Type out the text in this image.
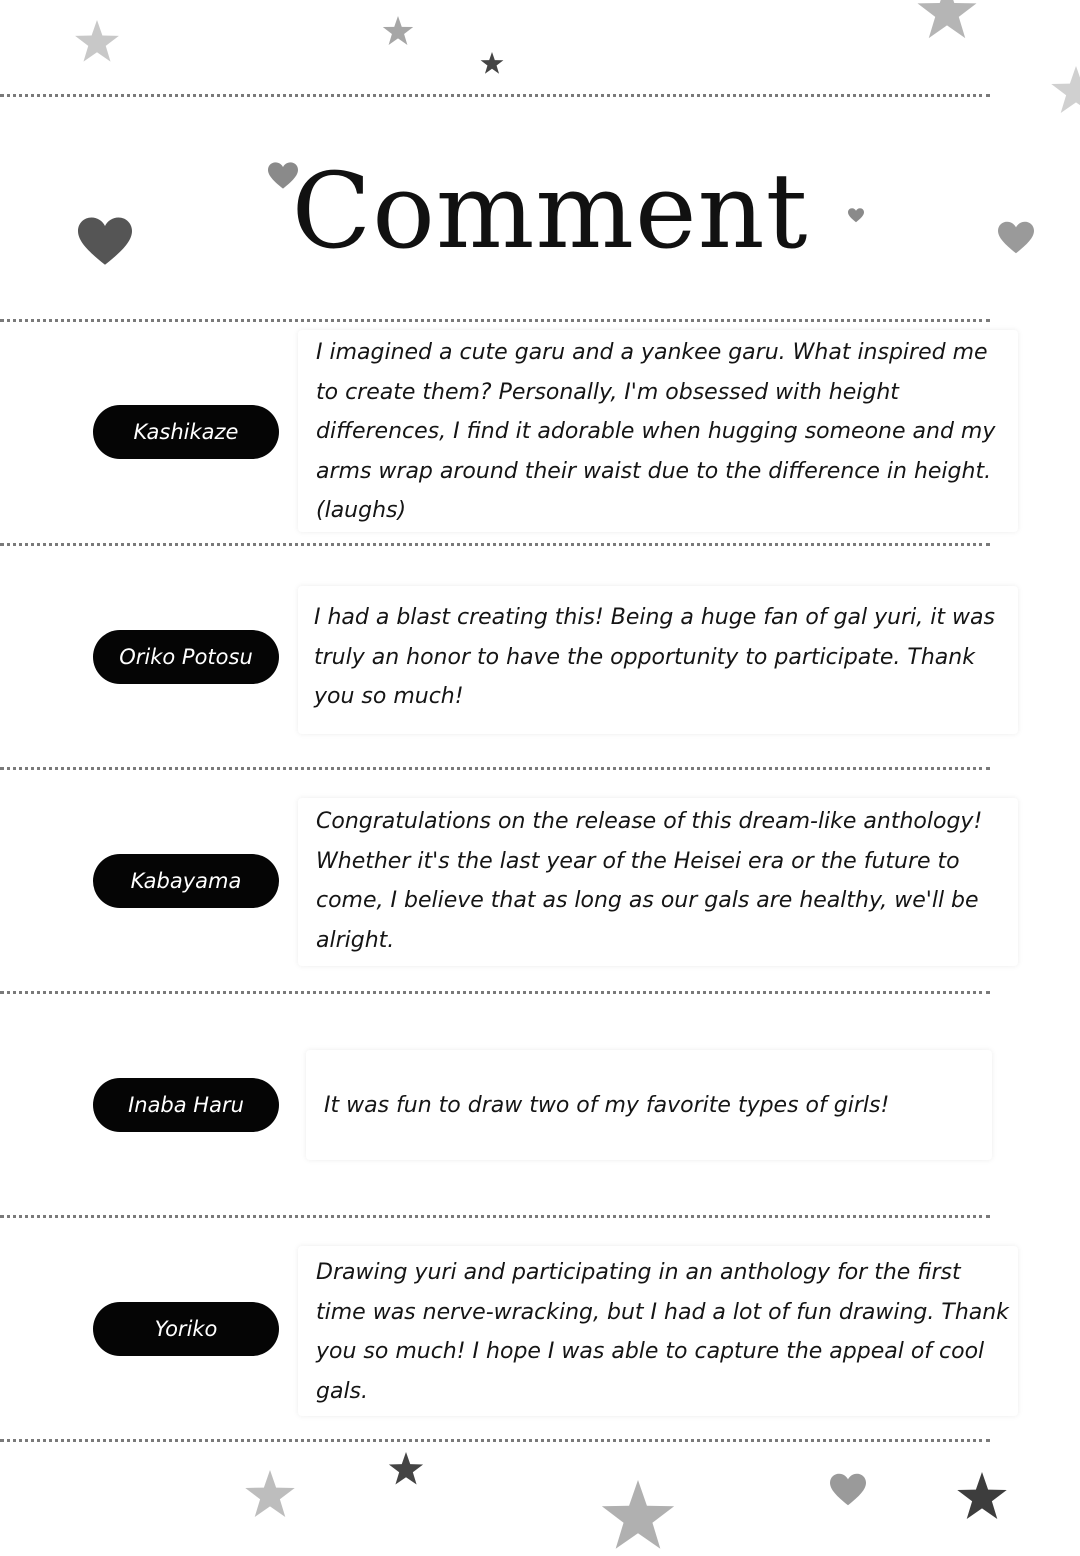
Comment
Kashikaze

I imagined a cute garu and a yankee garu. What inspired me to create them? Personally, I'm obsessed with height differences, I find it adorable when hugging someone and my arms wrap around their waist due to the difference in height. (laughs)

Oriko Potosu

I had a blast creating this! Being a huge fan of gal yuri, it was truly an honor to have the opportunity to participate. Thank you so much!

Kabayama

Congratulations on the release of this dream-like anthology! Whether it's the last year of the Heisei era or the future to come, I believe that as long as our gals are healthy, we'll be alright.

Inaba Haru	It was fun to draw two of my favorite types of girls!

Yoriko

Drawing yuri and participating in an anthology for the first time was nerve-wracking, but I had a lot of fun drawing. Thank you so much! I hope I was able to capture the appeal of cool gals.
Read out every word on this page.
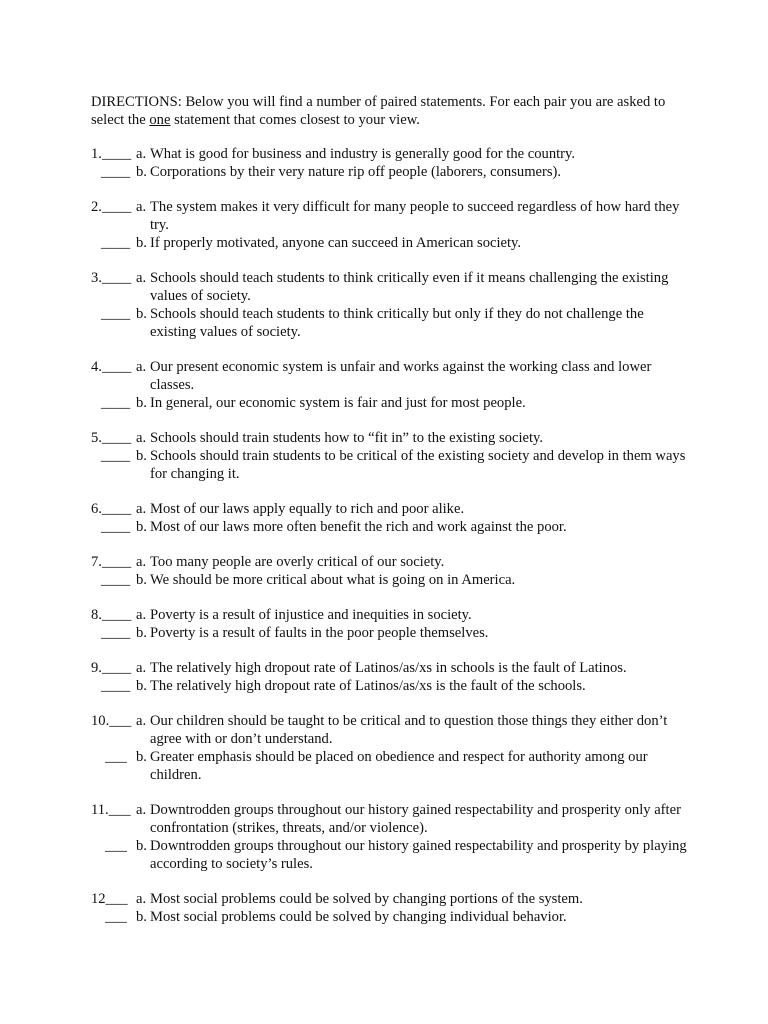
DIRECTIONS: Below you will find a number of paired statements. For each pair you are asked to select the one statement that comes closest to your view.

1.____ a. What is good for business and industry is generally good for the country.
____ b. Corporations by their very nature rip off people (laborers, consumers).
2.____ a. The system makes it very difficult for many people to succeed regardless of how hard they try.
____ b. If properly motivated, anyone can succeed in American society.
3.____ a. Schools should teach students to think critically even if it means challenging the existing values of society.
____ b. Schools should teach students to think critically but only if they do not challenge the existing values of society.
4.____ a. Our present economic system is unfair and works against the working class and lower classes.
____ b. In general, our economic system is fair and just for most people.
5.____ a. Schools should train students how to “fit in” to the existing society.
____ b. Schools should train students to be critical of the existing society and develop in them ways for changing it.
6.____ a. Most of our laws apply equally to rich and poor alike.
____ b. Most of our laws more often benefit the rich and work against the poor.
7.____ a. Too many people are overly critical of our society.
____ b. We should be more critical about what is going on in America.
8.____ a. Poverty is a result of injustice and inequities in society.
____ b. Poverty is a result of faults in the poor people themselves.
9.____ a. The relatively high dropout rate of Latinos/as/xs in schools is the fault of Latinos.
____ b. The relatively high dropout rate of Latinos/as/xs is the fault of the schools.
10.___ a. Our children should be taught to be critical and to question those things they either don’t agree with or don’t understand.
___ b. Greater emphasis should be placed on obedience and respect for authority among our children.
11.___ a. Downtrodden groups throughout our history gained respectability and prosperity only after confrontation (strikes, threats, and/or violence).
___ b. Downtrodden groups throughout our history gained respectability and prosperity by playing according to society’s rules.
12___ a. Most social problems could be solved by changing portions of the system.
___ b. Most social problems could be solved by changing individual behavior.
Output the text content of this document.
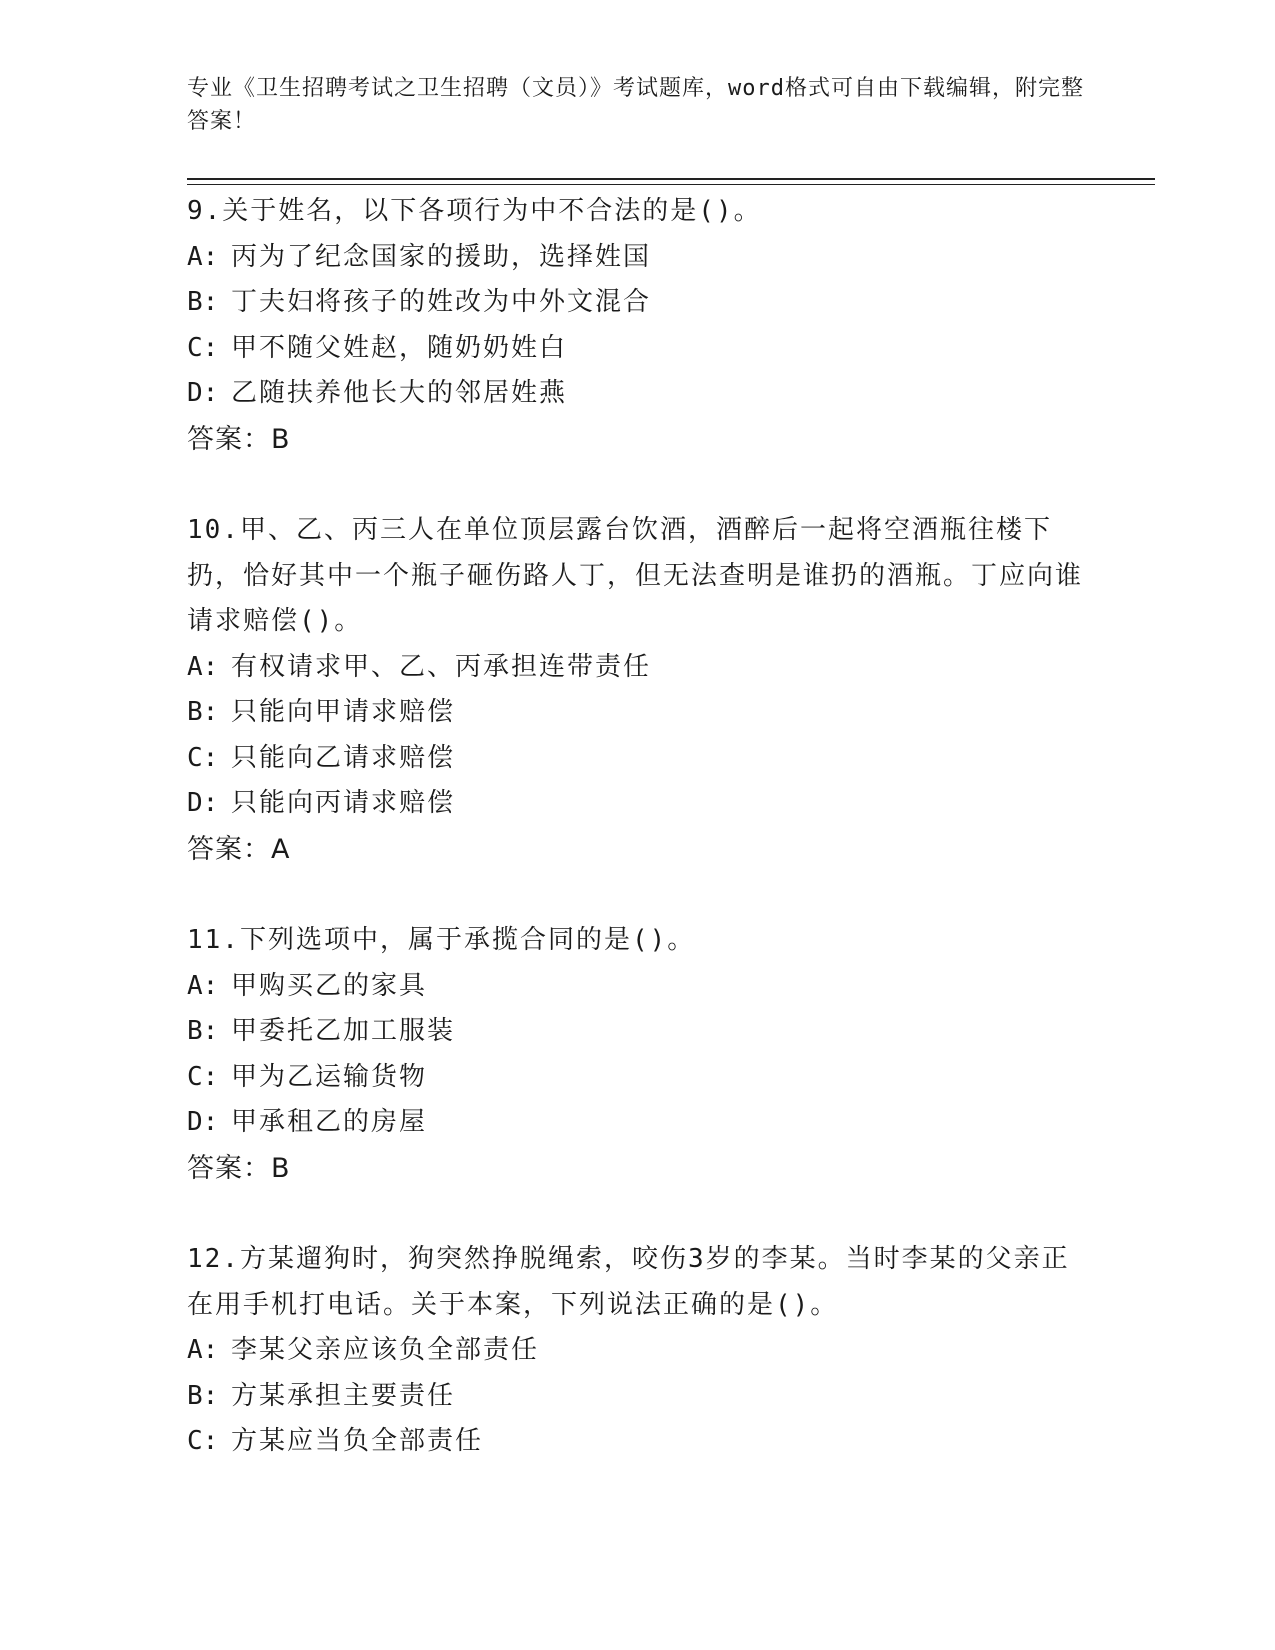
专业《卫生招聘考试之卫生招聘（文员）》考试题库，word格式可自由下载编辑，附完整答案！
9.关于姓名，以下各项行为中不合法的是()。
A: 丙为了纪念国家的援助，选择姓国
B: 丁夫妇将孩子的姓改为中外文混合
C: 甲不随父姓赵，随奶奶姓白
D: 乙随扶养他长大的邻居姓燕
答案：B
10.甲、乙、丙三人在单位顶层露台饮酒，酒醉后一起将空酒瓶往楼下扔，恰好其中一个瓶子砸伤路人丁，但无法查明是谁扔的酒瓶。丁应向谁请求赔偿()。
A: 有权请求甲、乙、丙承担连带责任
B: 只能向甲请求赔偿
C: 只能向乙请求赔偿
D: 只能向丙请求赔偿
答案：A
11.下列选项中，属于承揽合同的是()。
A: 甲购买乙的家具
B: 甲委托乙加工服装
C: 甲为乙运输货物
D: 甲承租乙的房屋
答案：B
12.方某遛狗时，狗突然挣脱绳索，咬伤3岁的李某。当时李某的父亲正在用手机打电话。关于本案，下列说法正确的是()。
A: 李某父亲应该负全部责任
B: 方某承担主要责任
C: 方某应当负全部责任
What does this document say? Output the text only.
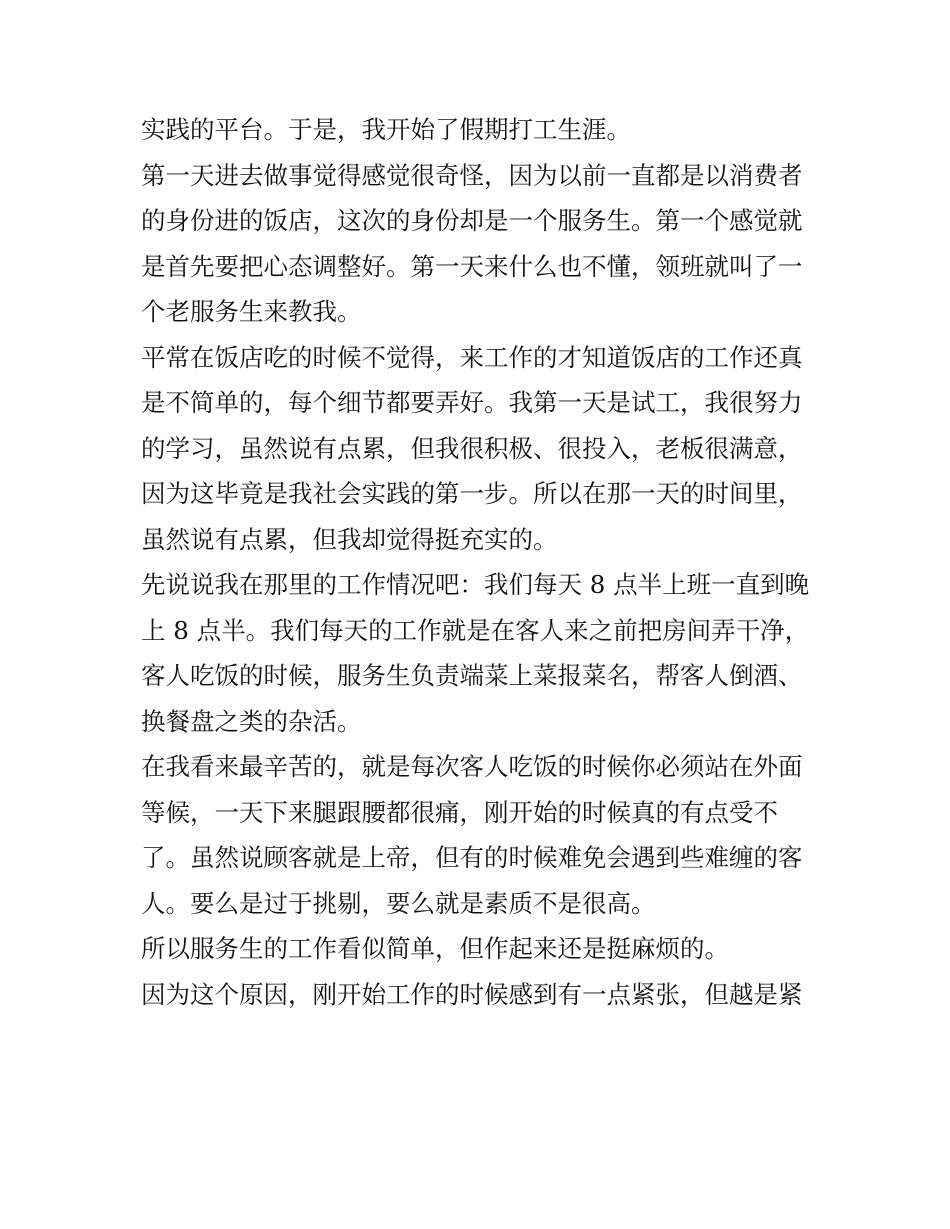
实践的平台。于是，我开始了假期打工生涯。
第一天进去做事觉得感觉很奇怪，因为以前一直都是以消费者
的身份进的饭店，这次的身份却是一个服务生。第一个感觉就
是首先要把心态调整好。第一天来什么也不懂，领班就叫了一
个老服务生来教我。
平常在饭店吃的时候不觉得，来工作的才知道饭店的工作还真
是不简单的，每个细节都要弄好。我第一天是试工，我很努力
的学习，虽然说有点累，但我很积极、很投入，老板很满意，
因为这毕竟是我社会实践的第一步。所以在那一天的时间里，
虽然说有点累，但我却觉得挺充实的。
先说说我在那里的工作情况吧：我们每天 8 点半上班一直到晚
上 8 点半。我们每天的工作就是在客人来之前把房间弄干净，
客人吃饭的时候，服务生负责端菜上菜报菜名，帮客人倒酒、
换餐盘之类的杂活。
在我看来最辛苦的，就是每次客人吃饭的时候你必须站在外面
等候，一天下来腿跟腰都很痛，刚开始的时候真的有点受不
了。虽然说顾客就是上帝，但有的时候难免会遇到些难缠的客
人。要么是过于挑剔，要么就是素质不是很高。
所以服务生的工作看似简单，但作起来还是挺麻烦的。
因为这个原因，刚开始工作的时候感到有一点紧张，但越是紧
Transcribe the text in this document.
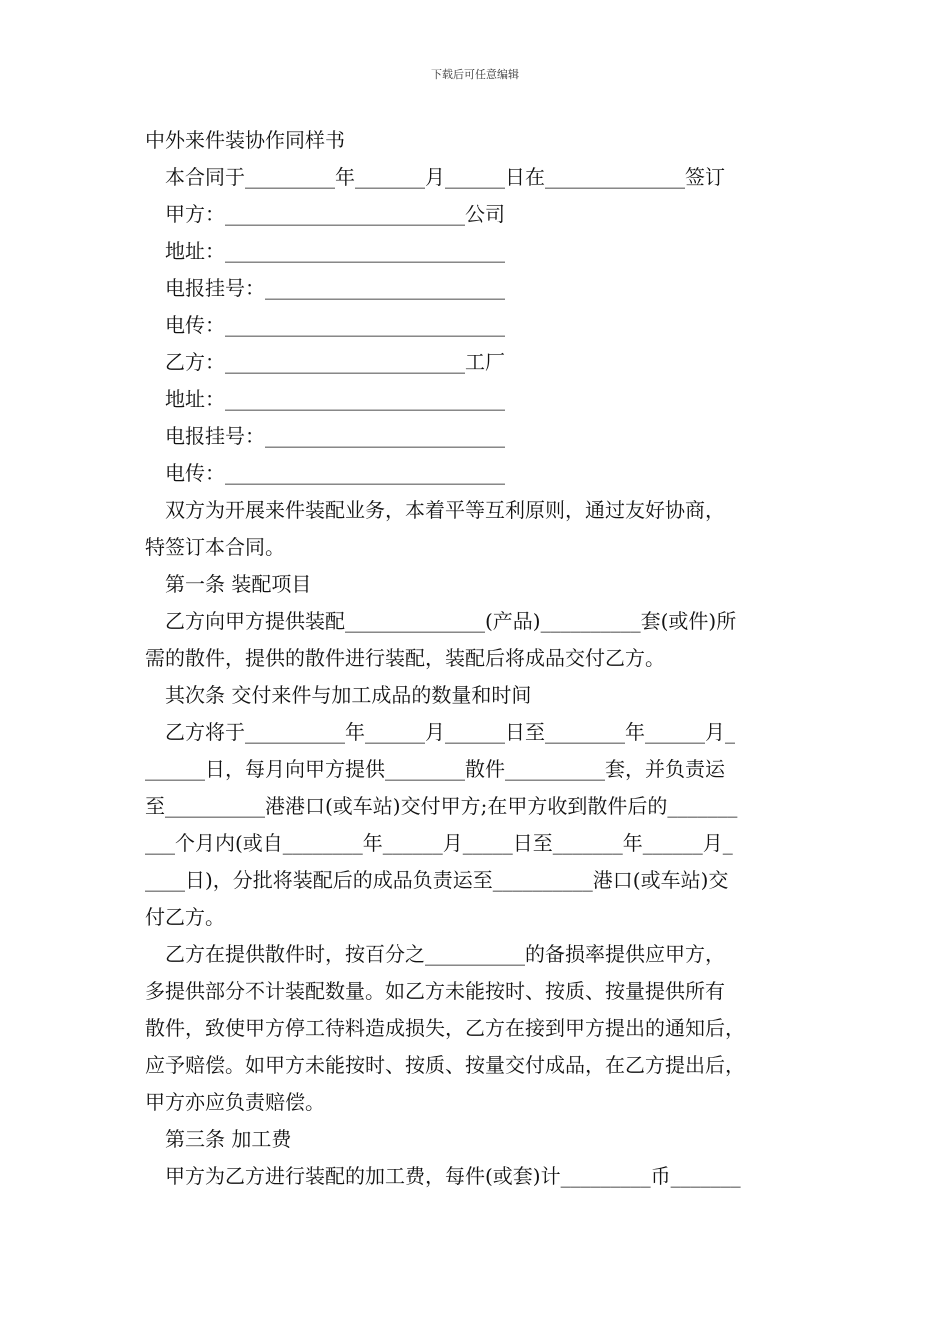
下载后可任意编辑
中外来件装协作同样书
本合同于_________年_______月______日在______________签订
甲方：________________________公司
地址：____________________________
电报挂号：________________________
电传：____________________________
乙方：________________________工厂
地址：____________________________
电报挂号：________________________
电传：____________________________
双方为开展来件装配业务，本着平等互利原则，通过友好协商，
特签订本合同。
第一条 装配项目
乙方向甲方提供装配______________(产品)__________套(或件)所
需的散件，提供的散件进行装配，装配后将成品交付乙方。
其次条 交付来件与加工成品的数量和时间
乙方将于__________年______月______日至________年______月_
______日，每月向甲方提供________散件__________套，并负责运
至__________港港口(或车站)交付甲方;在甲方收到散件后的_______
___个月内(或自________年______月_____日至_______年______月_
____日)，分批将装配后的成品负责运至__________港口(或车站)交
付乙方。
乙方在提供散件时，按百分之__________的备损率提供应甲方，
多提供部分不计装配数量。如乙方未能按时、按质、按量提供所有
散件，致使甲方停工待料造成损失，乙方在接到甲方提出的通知后，
应予赔偿。如甲方未能按时、按质、按量交付成品，在乙方提出后，
甲方亦应负责赔偿。
第三条 加工费
甲方为乙方进行装配的加工费，每件(或套)计_________币_______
- - -
• _What you should do_:
From the material above, gather all lines that include the string "document" and copy them.

• _Written solution_:
Output the text content of this document.
What does this document say? Output the text only.
Transcribe the text in this document.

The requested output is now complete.